# The request
Render the lines of the records from their start through the line that contains "Output each element and its [x0, y0, x1, y1]", both ends included, as a numbered list with blank lines omitted. Leave the pictures out of the answer.

# Recorded information
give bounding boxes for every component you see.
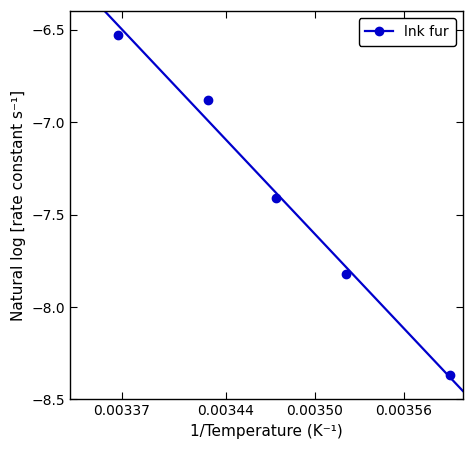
X-axis label: 1/Temperature (K⁻¹): 1/Temperature (K⁻¹) [190, 424, 343, 439]
Legend: lnk fur: lnk fur [358, 18, 456, 46]
Y-axis label: Natural log [rate constant s⁻¹]: Natural log [rate constant s⁻¹] [11, 90, 26, 321]
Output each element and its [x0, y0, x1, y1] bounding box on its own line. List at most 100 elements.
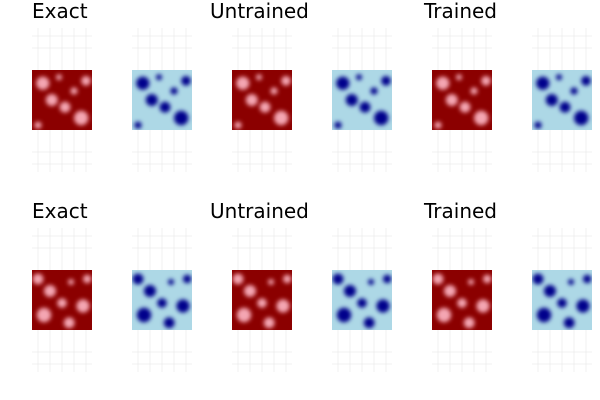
heatmap-spot [532, 273, 544, 285]
heatmap-spot [157, 298, 167, 308]
heatmap-spot [45, 94, 58, 106]
heatmap-spots [434, 74, 491, 129]
heatmap-spot [136, 307, 152, 323]
heatmap-spots [34, 74, 91, 129]
heatmap-spots [232, 273, 292, 329]
panel-title-trained-row1: Trained [423, 0, 497, 23]
heatmap-spot [357, 298, 367, 308]
v-field-heatmap-r1-c4 [332, 28, 392, 172]
panel-title-exact-row1: Exact [32, 0, 88, 23]
heatmap-spot [581, 76, 591, 86]
heatmap-spot [432, 273, 444, 285]
heatmap-spot [568, 279, 574, 285]
u-field-heatmap-r2-c1 [32, 228, 92, 372]
heatmap-spots [134, 74, 191, 129]
heatmap-spot [383, 274, 392, 284]
heatmap-spot [236, 307, 252, 323]
heatmap-spot [68, 279, 74, 285]
heatmap-spot [381, 76, 391, 86]
heatmap-spot [363, 317, 375, 329]
heatmap-spots [534, 74, 591, 129]
heatmap-spot [76, 299, 90, 313]
heatmap-spot [57, 298, 67, 308]
heatmap-spot [70, 87, 78, 95]
heatmap-spot [444, 285, 456, 297]
heatmap-spot [81, 76, 91, 86]
heatmap-spot [359, 101, 371, 113]
heatmap-spot [270, 87, 278, 95]
heatmap-spot [170, 87, 178, 95]
heatmap-spots [432, 273, 492, 329]
heatmap-spot [457, 298, 467, 308]
heatmap-spot [544, 285, 556, 297]
panel-title-untrained-row1: Untrained [210, 0, 309, 23]
heatmap-spot [32, 273, 44, 285]
heatmap-spot [332, 273, 344, 285]
heatmap-spot [281, 76, 291, 86]
heatmap-spot [536, 76, 550, 90]
heatmap-spot [274, 110, 289, 126]
heatmap-spot [445, 94, 458, 106]
heatmap-spot [145, 94, 158, 106]
heatmap-spot [59, 101, 71, 113]
v-field-heatmap-r2-c6 [532, 228, 592, 372]
u-field-heatmap-r1-c3 [232, 28, 292, 172]
heatmap-spot [257, 298, 267, 308]
heatmap-spot [132, 273, 144, 285]
heatmap-spot [481, 76, 491, 86]
panel-title-exact-row2: Exact [32, 199, 88, 223]
heatmap-spot [376, 299, 390, 313]
heatmap-spots [132, 273, 192, 329]
v-field-heatmap-r1-c2 [132, 28, 192, 172]
heatmap-spot [245, 94, 258, 106]
heatmap-spots [234, 74, 291, 129]
heatmap-spot [163, 317, 175, 329]
heatmap-spot [356, 74, 362, 81]
heatmap-spot [557, 298, 567, 308]
heatmap-spot [336, 307, 352, 323]
heatmap-spot [436, 307, 452, 323]
u-field-heatmap-r2-c3 [232, 228, 292, 372]
heatmap-spot [183, 274, 192, 284]
heatmap-spot [136, 76, 150, 90]
heatmap-spot [345, 94, 358, 106]
heatmap-spot [336, 76, 350, 90]
u-field-heatmap-r1-c1 [32, 28, 92, 172]
u-field-heatmap-r1-c5 [432, 28, 492, 172]
heatmap-spot [556, 74, 562, 81]
heatmap-spot [434, 121, 442, 129]
heatmap-spot [463, 317, 475, 329]
heatmap-spot [44, 285, 56, 297]
heatmap-spot [476, 299, 490, 313]
heatmap-spot [583, 274, 592, 284]
v-field-heatmap-r2-c4 [332, 228, 392, 372]
panel-title-trained-row2: Trained [423, 199, 497, 223]
heatmap-spot [576, 299, 590, 313]
heatmap-spot [174, 110, 189, 126]
heatmap-spot [63, 317, 75, 329]
heatmap-spot [56, 74, 62, 81]
heatmap-spot [36, 307, 52, 323]
heatmap-spot [374, 110, 389, 126]
heatmap-spot [268, 279, 274, 285]
heatmap-spot [574, 110, 589, 126]
heatmap-spot [459, 101, 471, 113]
heatmap-spot [156, 74, 162, 81]
heatmap-spot [545, 94, 558, 106]
heatmap-spots [332, 273, 392, 329]
heatmap-spot [563, 317, 575, 329]
heatmap-spot [259, 101, 271, 113]
heatmap-spot [483, 274, 492, 284]
subplot-grid [332, 28, 392, 172]
heatmap-spot [436, 76, 450, 90]
heatmap-spot [256, 74, 262, 81]
heatmap-spot [570, 87, 578, 95]
v-field-heatmap-r2-c2 [132, 228, 192, 372]
heatmap-spot [232, 273, 244, 285]
panel-title-untrained-row2: Untrained [210, 199, 309, 223]
heatmap-spot [244, 285, 256, 297]
heatmap-spot [263, 317, 275, 329]
heatmap-spot [536, 307, 552, 323]
subplot-grid [532, 228, 592, 372]
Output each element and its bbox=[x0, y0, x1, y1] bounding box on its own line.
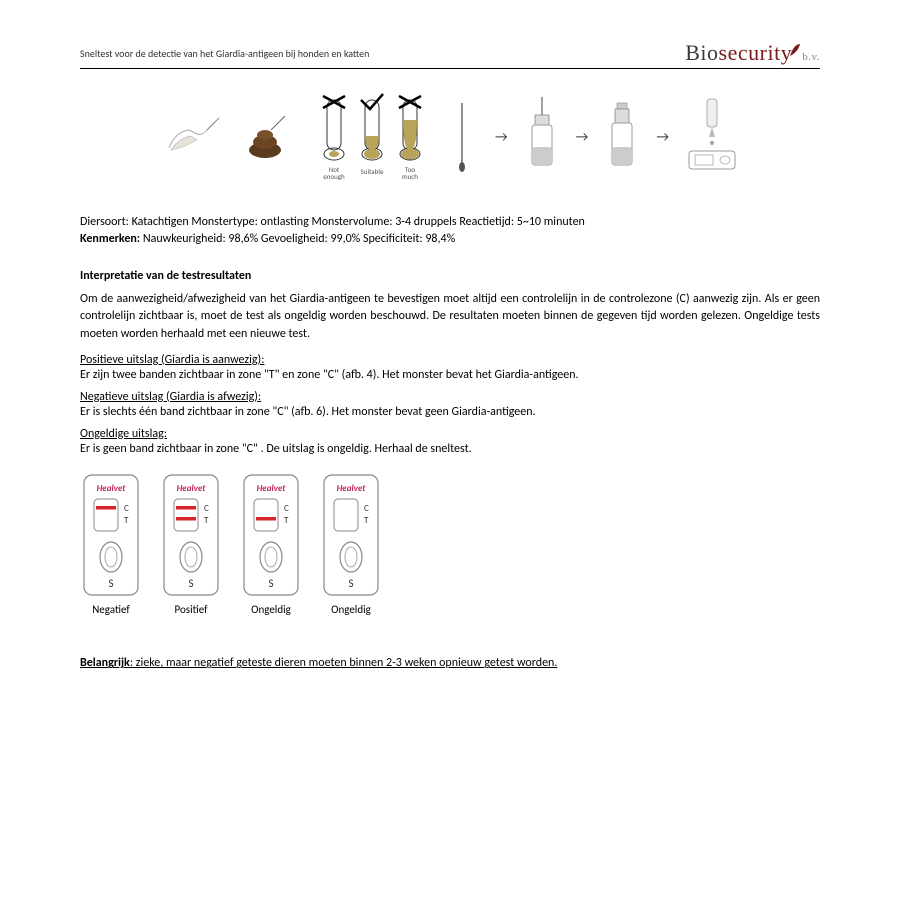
info-line2-rest: Nauwkeurigheid: 98,6% Gevoeligheid: 99,0… bbox=[140, 232, 455, 246]
header-title: Sneltest voor de detectie van het Giardi… bbox=[80, 47, 369, 66]
svg-text:S: S bbox=[268, 577, 273, 590]
swab-hand-icon bbox=[163, 112, 223, 162]
cassette-item: Healvet C T S Ongeldig bbox=[240, 471, 302, 616]
cassette-row: Healvet C T S Negatief Healvet C T S Pos… bbox=[80, 471, 820, 616]
svg-text:Suitable: Suitable bbox=[361, 167, 384, 176]
swab-stick-icon bbox=[447, 97, 477, 177]
info-line2-label: Kenmerken: bbox=[80, 232, 140, 246]
svg-text:C: C bbox=[124, 503, 129, 514]
svg-text:T: T bbox=[124, 515, 129, 526]
svg-text:T: T bbox=[284, 515, 289, 526]
positive-heading: Positieve uitslag (Giardia is aanwezig): bbox=[80, 353, 820, 367]
svg-text:C: C bbox=[204, 503, 209, 514]
arrow-icon: → bbox=[495, 128, 508, 145]
svg-text:enough: enough bbox=[323, 172, 345, 181]
negative-text: Er is slechts één band zichtbaar in zone… bbox=[80, 404, 820, 421]
logo-sec: security bbox=[719, 40, 793, 65]
logo-bv: b.v. bbox=[802, 51, 820, 63]
negative-heading: Negatieve uitslag (Giardia is afwezig): bbox=[80, 390, 820, 404]
leaf-icon bbox=[788, 38, 802, 64]
page-header: Sneltest voor de detectie van het Giardi… bbox=[80, 40, 820, 69]
cassette-icon: Healvet C T S bbox=[80, 471, 142, 599]
important-label: Belangrijk bbox=[80, 656, 130, 670]
svg-text:T: T bbox=[364, 515, 369, 526]
interpretation-title: Interpretatie van de testresultaten bbox=[80, 269, 820, 283]
cassette-item: Healvet C T S Positief bbox=[160, 471, 222, 616]
svg-text:much: much bbox=[402, 172, 418, 181]
svg-text:S: S bbox=[108, 577, 113, 590]
info-line2: Kenmerken: Nauwkeurigheid: 98,6% Gevoeli… bbox=[80, 231, 820, 248]
cassette-item: Healvet C T S Ongeldig bbox=[320, 471, 382, 616]
dropper-cassette-icon bbox=[687, 97, 737, 177]
important-text: : zieke, maar negatief geteste dieren mo… bbox=[130, 656, 558, 670]
vial-closed-icon bbox=[606, 97, 638, 177]
invalid-heading: Ongeldige uitslag: bbox=[80, 427, 820, 441]
svg-text:C: C bbox=[364, 503, 369, 514]
cassette-icon: Healvet C T S bbox=[320, 471, 382, 599]
stool-sample-icon bbox=[241, 112, 291, 162]
invalid-text: Er is geen band zichtbaar in zone "C" . … bbox=[80, 441, 820, 458]
info-line1: Diersoort: Katachtigen Monstertype: ontl… bbox=[80, 214, 820, 231]
cassette-label: Negatief bbox=[92, 603, 130, 616]
cassette-icon: Healvet C T S bbox=[160, 471, 222, 599]
interpretation-intro: Om de aanwezigheid/afwezigheid van het G… bbox=[80, 291, 820, 343]
logo-bio: Bio bbox=[685, 40, 718, 65]
svg-text:S: S bbox=[188, 577, 193, 590]
svg-text:Healvet: Healvet bbox=[337, 483, 367, 494]
cassette-item: Healvet C T S Negatief bbox=[80, 471, 142, 616]
positive-text: Er zijn twee banden zichtbaar in zone "T… bbox=[80, 367, 820, 384]
svg-text:Healvet: Healvet bbox=[177, 483, 207, 494]
cassette-label: Positief bbox=[175, 603, 208, 616]
arrow-icon: → bbox=[656, 128, 669, 145]
cassette-label: Ongeldig bbox=[251, 603, 291, 616]
important-note: Belangrijk: zieke, maar negatief geteste… bbox=[80, 656, 820, 670]
info-block: Diersoort: Katachtigen Monstertype: ontl… bbox=[80, 214, 820, 249]
svg-text:Healvet: Healvet bbox=[97, 483, 127, 494]
svg-text:C: C bbox=[284, 503, 289, 514]
svg-text:S: S bbox=[348, 577, 353, 590]
logo: Biosecurity b.v. bbox=[685, 40, 820, 66]
illustration-row: Not enough Suitable Too much → bbox=[80, 89, 820, 184]
svg-text:Healvet: Healvet bbox=[257, 483, 287, 494]
sample-tubes-icon: Not enough Suitable Too much bbox=[309, 92, 429, 182]
svg-text:T: T bbox=[204, 515, 209, 526]
cassette-label: Ongeldig bbox=[331, 603, 371, 616]
arrow-icon: → bbox=[576, 128, 589, 145]
cassette-icon: Healvet C T S bbox=[240, 471, 302, 599]
vial-open-icon bbox=[526, 97, 558, 177]
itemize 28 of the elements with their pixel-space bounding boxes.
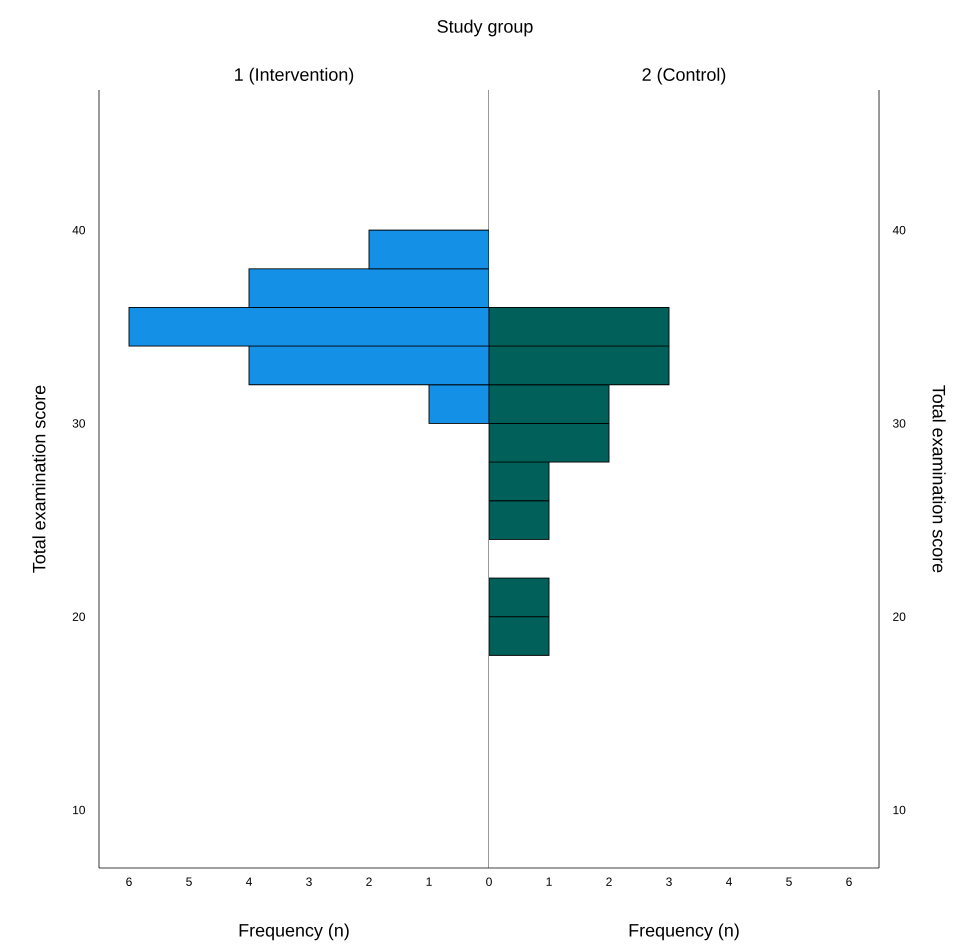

# The output
1. give bounding boxes for every component you see.
2. X-axis label: 1/Temperature (K⁻¹): 1/Temperature (K⁻¹) [190, 424, 343, 439]
3. Legend: lnk fur: lnk fur [358, 18, 456, 46]
4. Y-axis label: Natural log [rate constant s⁻¹]: Natural log [rate constant s⁻¹] [11, 90, 26, 321]
5. Output each element and its [x0, y0, x1, y1] bounding box on its own line. List at most 100 elements.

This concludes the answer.